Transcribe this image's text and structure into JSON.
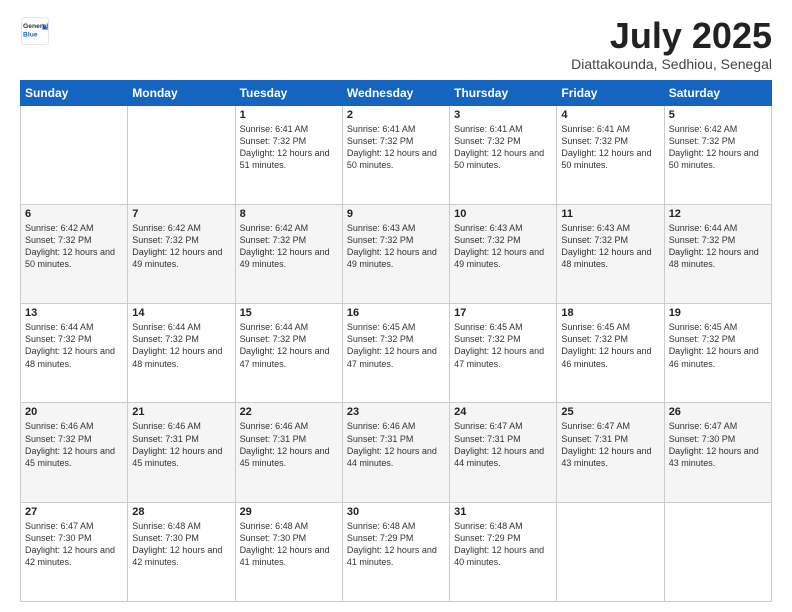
{
  "header": {
    "logo": {
      "general": "General",
      "blue": "Blue"
    },
    "month": "July 2025",
    "location": "Diattakounda, Sedhiou, Senegal"
  },
  "weekdays": [
    "Sunday",
    "Monday",
    "Tuesday",
    "Wednesday",
    "Thursday",
    "Friday",
    "Saturday"
  ],
  "weeks": [
    [
      {
        "day": "",
        "info": ""
      },
      {
        "day": "",
        "info": ""
      },
      {
        "day": "1",
        "info": "Sunrise: 6:41 AM\nSunset: 7:32 PM\nDaylight: 12 hours and 51 minutes."
      },
      {
        "day": "2",
        "info": "Sunrise: 6:41 AM\nSunset: 7:32 PM\nDaylight: 12 hours and 50 minutes."
      },
      {
        "day": "3",
        "info": "Sunrise: 6:41 AM\nSunset: 7:32 PM\nDaylight: 12 hours and 50 minutes."
      },
      {
        "day": "4",
        "info": "Sunrise: 6:41 AM\nSunset: 7:32 PM\nDaylight: 12 hours and 50 minutes."
      },
      {
        "day": "5",
        "info": "Sunrise: 6:42 AM\nSunset: 7:32 PM\nDaylight: 12 hours and 50 minutes."
      }
    ],
    [
      {
        "day": "6",
        "info": "Sunrise: 6:42 AM\nSunset: 7:32 PM\nDaylight: 12 hours and 50 minutes."
      },
      {
        "day": "7",
        "info": "Sunrise: 6:42 AM\nSunset: 7:32 PM\nDaylight: 12 hours and 49 minutes."
      },
      {
        "day": "8",
        "info": "Sunrise: 6:42 AM\nSunset: 7:32 PM\nDaylight: 12 hours and 49 minutes."
      },
      {
        "day": "9",
        "info": "Sunrise: 6:43 AM\nSunset: 7:32 PM\nDaylight: 12 hours and 49 minutes."
      },
      {
        "day": "10",
        "info": "Sunrise: 6:43 AM\nSunset: 7:32 PM\nDaylight: 12 hours and 49 minutes."
      },
      {
        "day": "11",
        "info": "Sunrise: 6:43 AM\nSunset: 7:32 PM\nDaylight: 12 hours and 48 minutes."
      },
      {
        "day": "12",
        "info": "Sunrise: 6:44 AM\nSunset: 7:32 PM\nDaylight: 12 hours and 48 minutes."
      }
    ],
    [
      {
        "day": "13",
        "info": "Sunrise: 6:44 AM\nSunset: 7:32 PM\nDaylight: 12 hours and 48 minutes."
      },
      {
        "day": "14",
        "info": "Sunrise: 6:44 AM\nSunset: 7:32 PM\nDaylight: 12 hours and 48 minutes."
      },
      {
        "day": "15",
        "info": "Sunrise: 6:44 AM\nSunset: 7:32 PM\nDaylight: 12 hours and 47 minutes."
      },
      {
        "day": "16",
        "info": "Sunrise: 6:45 AM\nSunset: 7:32 PM\nDaylight: 12 hours and 47 minutes."
      },
      {
        "day": "17",
        "info": "Sunrise: 6:45 AM\nSunset: 7:32 PM\nDaylight: 12 hours and 47 minutes."
      },
      {
        "day": "18",
        "info": "Sunrise: 6:45 AM\nSunset: 7:32 PM\nDaylight: 12 hours and 46 minutes."
      },
      {
        "day": "19",
        "info": "Sunrise: 6:45 AM\nSunset: 7:32 PM\nDaylight: 12 hours and 46 minutes."
      }
    ],
    [
      {
        "day": "20",
        "info": "Sunrise: 6:46 AM\nSunset: 7:32 PM\nDaylight: 12 hours and 45 minutes."
      },
      {
        "day": "21",
        "info": "Sunrise: 6:46 AM\nSunset: 7:31 PM\nDaylight: 12 hours and 45 minutes."
      },
      {
        "day": "22",
        "info": "Sunrise: 6:46 AM\nSunset: 7:31 PM\nDaylight: 12 hours and 45 minutes."
      },
      {
        "day": "23",
        "info": "Sunrise: 6:46 AM\nSunset: 7:31 PM\nDaylight: 12 hours and 44 minutes."
      },
      {
        "day": "24",
        "info": "Sunrise: 6:47 AM\nSunset: 7:31 PM\nDaylight: 12 hours and 44 minutes."
      },
      {
        "day": "25",
        "info": "Sunrise: 6:47 AM\nSunset: 7:31 PM\nDaylight: 12 hours and 43 minutes."
      },
      {
        "day": "26",
        "info": "Sunrise: 6:47 AM\nSunset: 7:30 PM\nDaylight: 12 hours and 43 minutes."
      }
    ],
    [
      {
        "day": "27",
        "info": "Sunrise: 6:47 AM\nSunset: 7:30 PM\nDaylight: 12 hours and 42 minutes."
      },
      {
        "day": "28",
        "info": "Sunrise: 6:48 AM\nSunset: 7:30 PM\nDaylight: 12 hours and 42 minutes."
      },
      {
        "day": "29",
        "info": "Sunrise: 6:48 AM\nSunset: 7:30 PM\nDaylight: 12 hours and 41 minutes."
      },
      {
        "day": "30",
        "info": "Sunrise: 6:48 AM\nSunset: 7:29 PM\nDaylight: 12 hours and 41 minutes."
      },
      {
        "day": "31",
        "info": "Sunrise: 6:48 AM\nSunset: 7:29 PM\nDaylight: 12 hours and 40 minutes."
      },
      {
        "day": "",
        "info": ""
      },
      {
        "day": "",
        "info": ""
      }
    ]
  ]
}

Task description - Your copy of the data should match it exactly, except that pictures are left out.

Finished task -
Transcribe this image's text and structure into JSON.
{
  "header": {
    "logo": {
      "general": "General",
      "blue": "Blue"
    },
    "month": "July 2025",
    "location": "Diattakounda, Sedhiou, Senegal"
  },
  "weekdays": [
    "Sunday",
    "Monday",
    "Tuesday",
    "Wednesday",
    "Thursday",
    "Friday",
    "Saturday"
  ],
  "weeks": [
    [
      {
        "day": "",
        "info": ""
      },
      {
        "day": "",
        "info": ""
      },
      {
        "day": "1",
        "info": "Sunrise: 6:41 AM\nSunset: 7:32 PM\nDaylight: 12 hours and 51 minutes."
      },
      {
        "day": "2",
        "info": "Sunrise: 6:41 AM\nSunset: 7:32 PM\nDaylight: 12 hours and 50 minutes."
      },
      {
        "day": "3",
        "info": "Sunrise: 6:41 AM\nSunset: 7:32 PM\nDaylight: 12 hours and 50 minutes."
      },
      {
        "day": "4",
        "info": "Sunrise: 6:41 AM\nSunset: 7:32 PM\nDaylight: 12 hours and 50 minutes."
      },
      {
        "day": "5",
        "info": "Sunrise: 6:42 AM\nSunset: 7:32 PM\nDaylight: 12 hours and 50 minutes."
      }
    ],
    [
      {
        "day": "6",
        "info": "Sunrise: 6:42 AM\nSunset: 7:32 PM\nDaylight: 12 hours and 50 minutes."
      },
      {
        "day": "7",
        "info": "Sunrise: 6:42 AM\nSunset: 7:32 PM\nDaylight: 12 hours and 49 minutes."
      },
      {
        "day": "8",
        "info": "Sunrise: 6:42 AM\nSunset: 7:32 PM\nDaylight: 12 hours and 49 minutes."
      },
      {
        "day": "9",
        "info": "Sunrise: 6:43 AM\nSunset: 7:32 PM\nDaylight: 12 hours and 49 minutes."
      },
      {
        "day": "10",
        "info": "Sunrise: 6:43 AM\nSunset: 7:32 PM\nDaylight: 12 hours and 49 minutes."
      },
      {
        "day": "11",
        "info": "Sunrise: 6:43 AM\nSunset: 7:32 PM\nDaylight: 12 hours and 48 minutes."
      },
      {
        "day": "12",
        "info": "Sunrise: 6:44 AM\nSunset: 7:32 PM\nDaylight: 12 hours and 48 minutes."
      }
    ],
    [
      {
        "day": "13",
        "info": "Sunrise: 6:44 AM\nSunset: 7:32 PM\nDaylight: 12 hours and 48 minutes."
      },
      {
        "day": "14",
        "info": "Sunrise: 6:44 AM\nSunset: 7:32 PM\nDaylight: 12 hours and 48 minutes."
      },
      {
        "day": "15",
        "info": "Sunrise: 6:44 AM\nSunset: 7:32 PM\nDaylight: 12 hours and 47 minutes."
      },
      {
        "day": "16",
        "info": "Sunrise: 6:45 AM\nSunset: 7:32 PM\nDaylight: 12 hours and 47 minutes."
      },
      {
        "day": "17",
        "info": "Sunrise: 6:45 AM\nSunset: 7:32 PM\nDaylight: 12 hours and 47 minutes."
      },
      {
        "day": "18",
        "info": "Sunrise: 6:45 AM\nSunset: 7:32 PM\nDaylight: 12 hours and 46 minutes."
      },
      {
        "day": "19",
        "info": "Sunrise: 6:45 AM\nSunset: 7:32 PM\nDaylight: 12 hours and 46 minutes."
      }
    ],
    [
      {
        "day": "20",
        "info": "Sunrise: 6:46 AM\nSunset: 7:32 PM\nDaylight: 12 hours and 45 minutes."
      },
      {
        "day": "21",
        "info": "Sunrise: 6:46 AM\nSunset: 7:31 PM\nDaylight: 12 hours and 45 minutes."
      },
      {
        "day": "22",
        "info": "Sunrise: 6:46 AM\nSunset: 7:31 PM\nDaylight: 12 hours and 45 minutes."
      },
      {
        "day": "23",
        "info": "Sunrise: 6:46 AM\nSunset: 7:31 PM\nDaylight: 12 hours and 44 minutes."
      },
      {
        "day": "24",
        "info": "Sunrise: 6:47 AM\nSunset: 7:31 PM\nDaylight: 12 hours and 44 minutes."
      },
      {
        "day": "25",
        "info": "Sunrise: 6:47 AM\nSunset: 7:31 PM\nDaylight: 12 hours and 43 minutes."
      },
      {
        "day": "26",
        "info": "Sunrise: 6:47 AM\nSunset: 7:30 PM\nDaylight: 12 hours and 43 minutes."
      }
    ],
    [
      {
        "day": "27",
        "info": "Sunrise: 6:47 AM\nSunset: 7:30 PM\nDaylight: 12 hours and 42 minutes."
      },
      {
        "day": "28",
        "info": "Sunrise: 6:48 AM\nSunset: 7:30 PM\nDaylight: 12 hours and 42 minutes."
      },
      {
        "day": "29",
        "info": "Sunrise: 6:48 AM\nSunset: 7:30 PM\nDaylight: 12 hours and 41 minutes."
      },
      {
        "day": "30",
        "info": "Sunrise: 6:48 AM\nSunset: 7:29 PM\nDaylight: 12 hours and 41 minutes."
      },
      {
        "day": "31",
        "info": "Sunrise: 6:48 AM\nSunset: 7:29 PM\nDaylight: 12 hours and 40 minutes."
      },
      {
        "day": "",
        "info": ""
      },
      {
        "day": "",
        "info": ""
      }
    ]
  ]
}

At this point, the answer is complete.